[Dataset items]
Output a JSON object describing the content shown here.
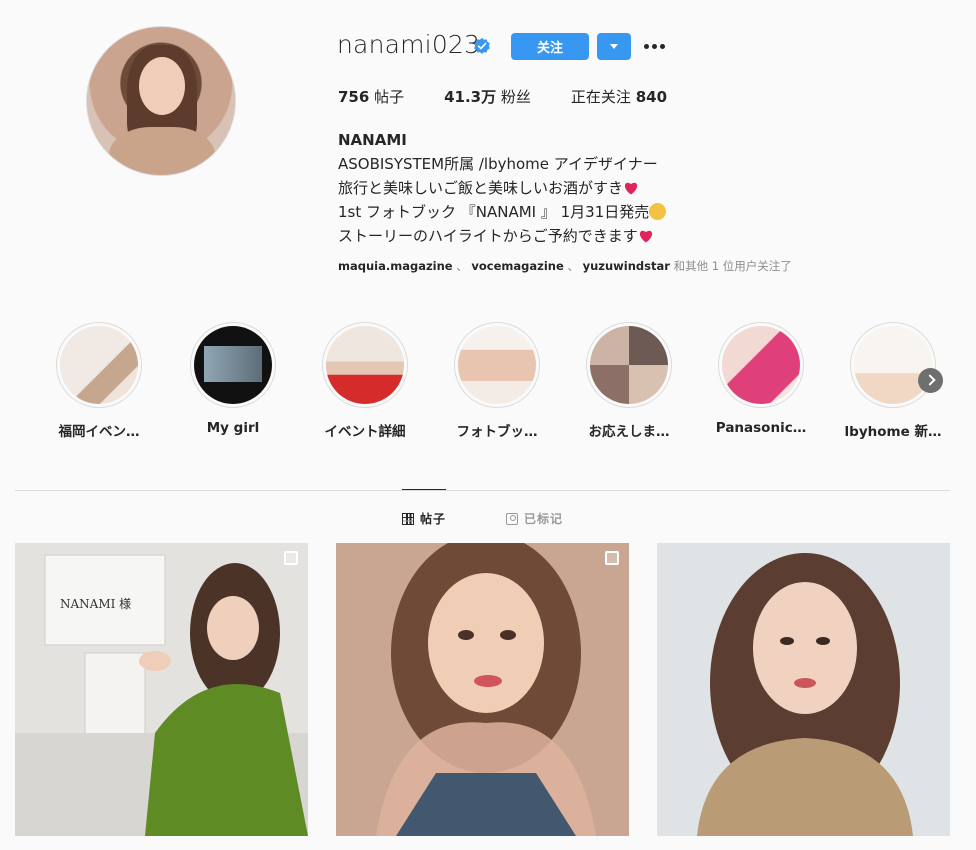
{
  "profile": {
    "username": "nanami023",
    "follow_label": "关注",
    "stats": {
      "posts_value": "756",
      "posts_label": "帖子",
      "followers_value": "41.3万",
      "followers_label": "粉丝",
      "following_label": "正在关注",
      "following_value": "840"
    },
    "bio": {
      "name": "NANAMI",
      "line1": "ASOBISYSTEM所属 /lbyhome アイデザイナー",
      "line2": "旅行と美味しいご飯と美味しいお酒がすき",
      "line3": "1st フォトブック 『NANAMI 』 1月31日発売",
      "line4": "ストーリーのハイライトからご予約できます"
    },
    "followed_by": {
      "user1": "maquia.magazine",
      "sep1": "、",
      "user2": "vocemagazine",
      "sep2": "、",
      "user3": "yuzuwindstar",
      "suffix": "和其他 1 位用户关注了"
    }
  },
  "highlights": [
    {
      "label": "福岡イベン…"
    },
    {
      "label": "My girl"
    },
    {
      "label": "イベント詳細"
    },
    {
      "label": "フォトブッ…"
    },
    {
      "label": "お応えしま…"
    },
    {
      "label": "Panasonic…"
    },
    {
      "label": "lbyhome 新…"
    }
  ],
  "tabs": {
    "posts": "帖子",
    "tagged": "已标记"
  },
  "colors": {
    "accent": "#3897f0",
    "text": "#262626",
    "muted": "#8e8e8e",
    "border": "#dbdbdb",
    "background": "#fafafa"
  },
  "icons": [
    "verified-badge-icon",
    "chevron-down-icon",
    "more-options-icon",
    "heart-emoji-icon",
    "smiley-emoji-icon",
    "chevron-right-icon",
    "grid-icon",
    "tag-icon",
    "multiple-photos-icon"
  ]
}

# [JOB]
Without including the pictures, reproduce all entries exactly.

# [RIGHT ANSWER]
Output a JSON object describing the content shown here.
{
  "profile": {
    "username": "nanami023",
    "follow_label": "关注",
    "stats": {
      "posts_value": "756",
      "posts_label": "帖子",
      "followers_value": "41.3万",
      "followers_label": "粉丝",
      "following_label": "正在关注",
      "following_value": "840"
    },
    "bio": {
      "name": "NANAMI",
      "line1": "ASOBISYSTEM所属 /lbyhome アイデザイナー",
      "line2": "旅行と美味しいご飯と美味しいお酒がすき",
      "line3": "1st フォトブック 『NANAMI 』 1月31日発売",
      "line4": "ストーリーのハイライトからご予約できます"
    },
    "followed_by": {
      "user1": "maquia.magazine",
      "sep1": "、",
      "user2": "vocemagazine",
      "sep2": "、",
      "user3": "yuzuwindstar",
      "suffix": "和其他 1 位用户关注了"
    }
  },
  "highlights": [
    {
      "label": "福岡イベン…"
    },
    {
      "label": "My girl"
    },
    {
      "label": "イベント詳細"
    },
    {
      "label": "フォトブッ…"
    },
    {
      "label": "お応えしま…"
    },
    {
      "label": "Panasonic…"
    },
    {
      "label": "lbyhome 新…"
    }
  ],
  "tabs": {
    "posts": "帖子",
    "tagged": "已标记"
  },
  "colors": {
    "accent": "#3897f0",
    "text": "#262626",
    "muted": "#8e8e8e",
    "border": "#dbdbdb",
    "background": "#fafafa"
  },
  "icons": [
    "verified-badge-icon",
    "chevron-down-icon",
    "more-options-icon",
    "heart-emoji-icon",
    "smiley-emoji-icon",
    "chevron-right-icon",
    "grid-icon",
    "tag-icon",
    "multiple-photos-icon"
  ]
}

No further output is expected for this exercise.